Dataset items:
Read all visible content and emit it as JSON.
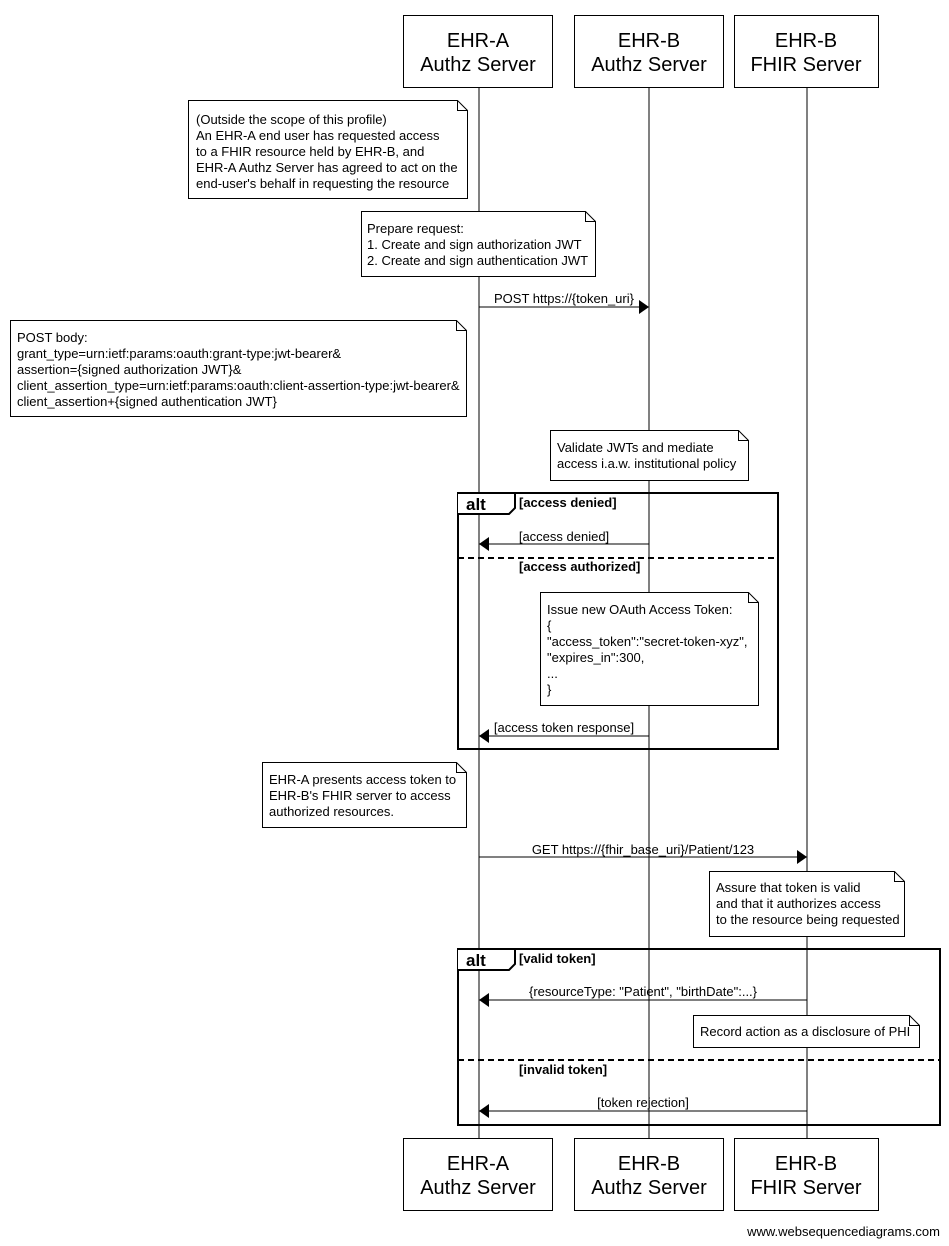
{
  "participants": [
    {
      "line1": "EHR-A",
      "line2": "Authz Server"
    },
    {
      "line1": "EHR-B",
      "line2": "Authz Server"
    },
    {
      "line1": "EHR-B",
      "line2": "FHIR Server"
    }
  ],
  "notes": {
    "scope": [
      "(Outside the scope of this profile)",
      "An EHR-A end user has requested access",
      "to a FHIR resource held by EHR-B, and",
      "EHR-A Authz Server has agreed to act on the",
      "end-user's behalf in requesting the resource"
    ],
    "prepare": [
      "Prepare request:",
      "1. Create and sign authorization JWT",
      "2. Create and sign authentication JWT"
    ],
    "post_body": [
      "POST body:",
      "grant_type=urn:ietf:params:oauth:grant-type:jwt-bearer&",
      "assertion={signed authorization JWT}&",
      "client_assertion_type=urn:ietf:params:oauth:client-assertion-type:jwt-bearer&",
      "client_assertion+{signed authentication JWT}"
    ],
    "validate": [
      "Validate JWTs and mediate",
      "access i.a.w. institutional policy"
    ],
    "issue": [
      "Issue new OAuth Access Token:",
      "{",
      "\"access_token\":\"secret-token-xyz\",",
      "\"expires_in\":300,",
      "...",
      "}"
    ],
    "present": [
      "EHR-A presents access token to",
      "EHR-B's FHIR server to access",
      "authorized resources."
    ],
    "assure": [
      "Assure that token is valid",
      "and that it authorizes access",
      "to the resource being requested"
    ],
    "record": [
      "Record action as a disclosure of PHI"
    ]
  },
  "messages": {
    "post": "POST https://{token_uri}",
    "denied": "[access denied]",
    "token_response": "[access token response]",
    "get": "GET https://{fhir_base_uri}/Patient/123",
    "resource": "{resourceType: \"Patient\", \"birthDate\":...}",
    "rejection": "[token rejection]"
  },
  "alt1": {
    "label": "alt",
    "cond1": "[access denied]",
    "cond2": "[access authorized]"
  },
  "alt2": {
    "label": "alt",
    "cond1": "[valid token]",
    "cond2": "[invalid token]"
  },
  "footer": "www.websequencediagrams.com"
}
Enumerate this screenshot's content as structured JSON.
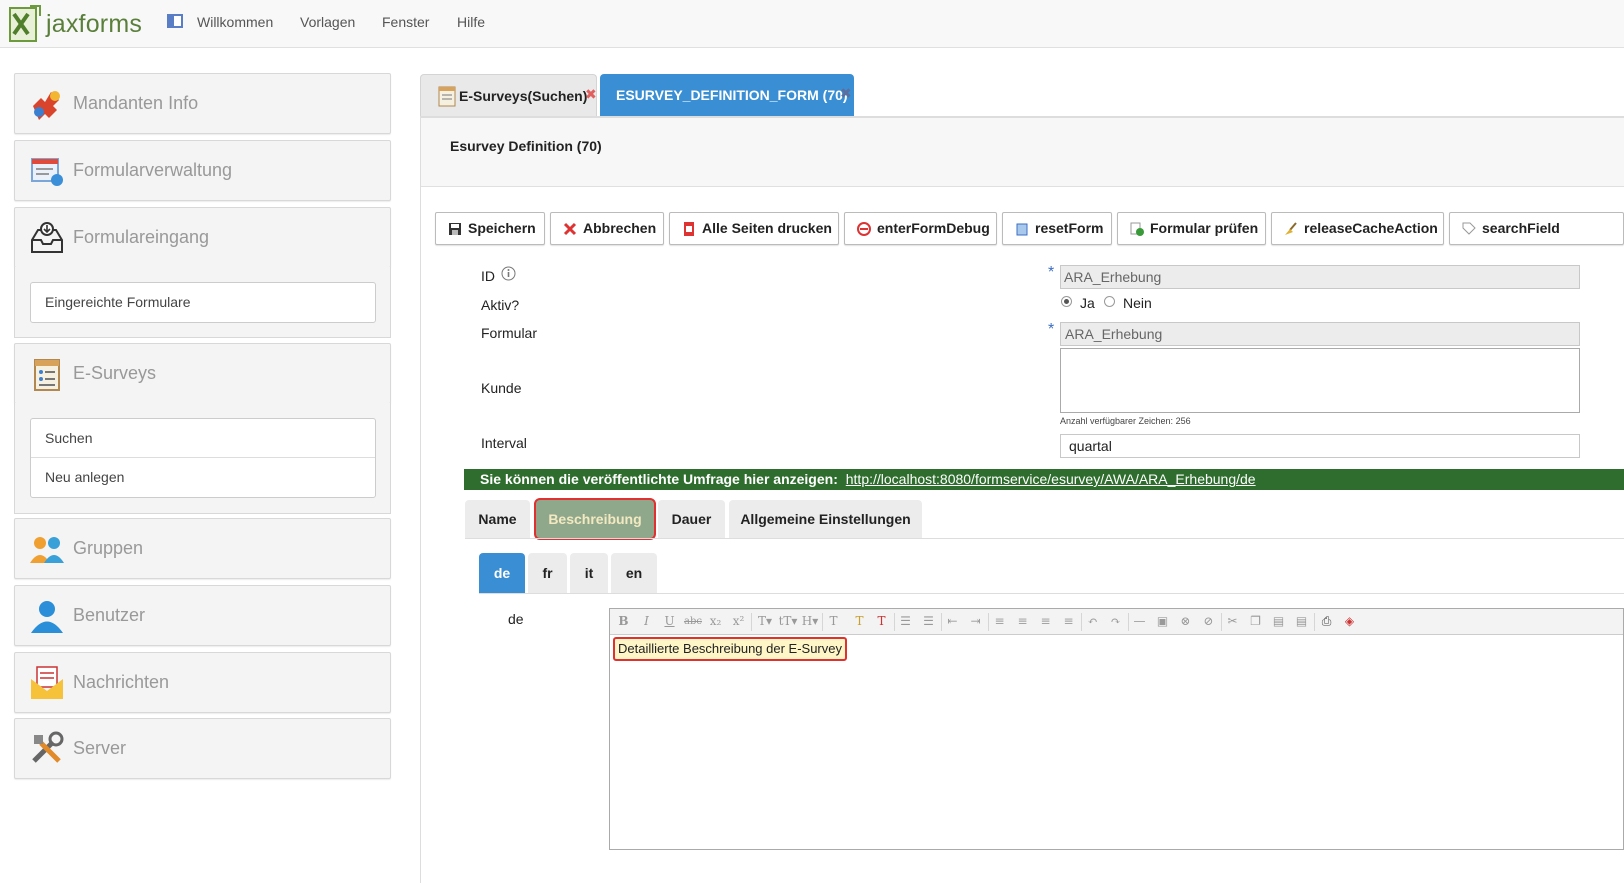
{
  "app": {
    "logo_text": "jaxforms",
    "menu": [
      "Willkommen",
      "Vorlagen",
      "Fenster",
      "Hilfe"
    ]
  },
  "sidebar": {
    "sections": [
      {
        "label": "Mandanten Info",
        "icon": "puzzle-icon"
      },
      {
        "label": "Formularverwaltung",
        "icon": "form-admin-icon"
      },
      {
        "label": "Formulareingang",
        "icon": "inbox-icon",
        "items": [
          "Eingereichte Formulare"
        ]
      },
      {
        "label": "E-Surveys",
        "icon": "survey-icon",
        "items": [
          "Suchen",
          "Neu anlegen"
        ]
      },
      {
        "label": "Gruppen",
        "icon": "group-icon"
      },
      {
        "label": "Benutzer",
        "icon": "user-icon"
      },
      {
        "label": "Nachrichten",
        "icon": "mail-icon"
      },
      {
        "label": "Server",
        "icon": "tools-icon"
      }
    ]
  },
  "tabs": [
    {
      "label": "E-Surveys(Suchen)",
      "active": false
    },
    {
      "label": "ESURVEY_DEFINITION_FORM (70)",
      "active": true
    }
  ],
  "form": {
    "title": "Esurvey Definition (70)",
    "toolbar": [
      "Speichern",
      "Abbrechen",
      "Alle Seiten drucken",
      "enterFormDebug",
      "resetForm",
      "Formular prüfen",
      "releaseCacheAction",
      "searchField"
    ],
    "fields": {
      "id": {
        "label": "ID",
        "value": "ARA_Erhebung",
        "required": "*"
      },
      "aktiv": {
        "label": "Aktiv?",
        "options": [
          "Ja",
          "Nein"
        ],
        "selected": "Ja"
      },
      "formular": {
        "label": "Formular",
        "value": "ARA_Erhebung",
        "required": "*"
      },
      "kunde": {
        "label": "Kunde",
        "value": "",
        "counter": "Anzahl verfügbarer Zeichen: 256"
      },
      "interval": {
        "label": "Interval",
        "value": "quartal"
      }
    },
    "link_notice": {
      "text": "Sie können die veröffentlichte Umfrage hier anzeigen:",
      "url": "http://localhost:8080/formservice/esurvey/AWA/ARA_Erhebung/de"
    },
    "subtabs": [
      "Name",
      "Beschreibung",
      "Dauer",
      "Allgemeine Einstellungen"
    ],
    "active_subtab": "Beschreibung",
    "lang_tabs": [
      "de",
      "fr",
      "it",
      "en"
    ],
    "active_lang": "de",
    "editor": {
      "label": "de",
      "content": "Detaillierte Beschreibung der E-Survey"
    }
  },
  "colors": {
    "tab_active": "#3a8fd4",
    "green_bar": "#2e6d2e",
    "subtab_active": "#8fa88c",
    "highlight_border": "#e03030",
    "editor_highlight": "#fff6c8"
  }
}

INSTRUCTIONS FOR THE TASK:
Copy each line above containing the string "JSON".

RESPONSE TO THE TASK:
Read all visible content and emit it as JSON.
Enumerate this screenshot's content as structured JSON.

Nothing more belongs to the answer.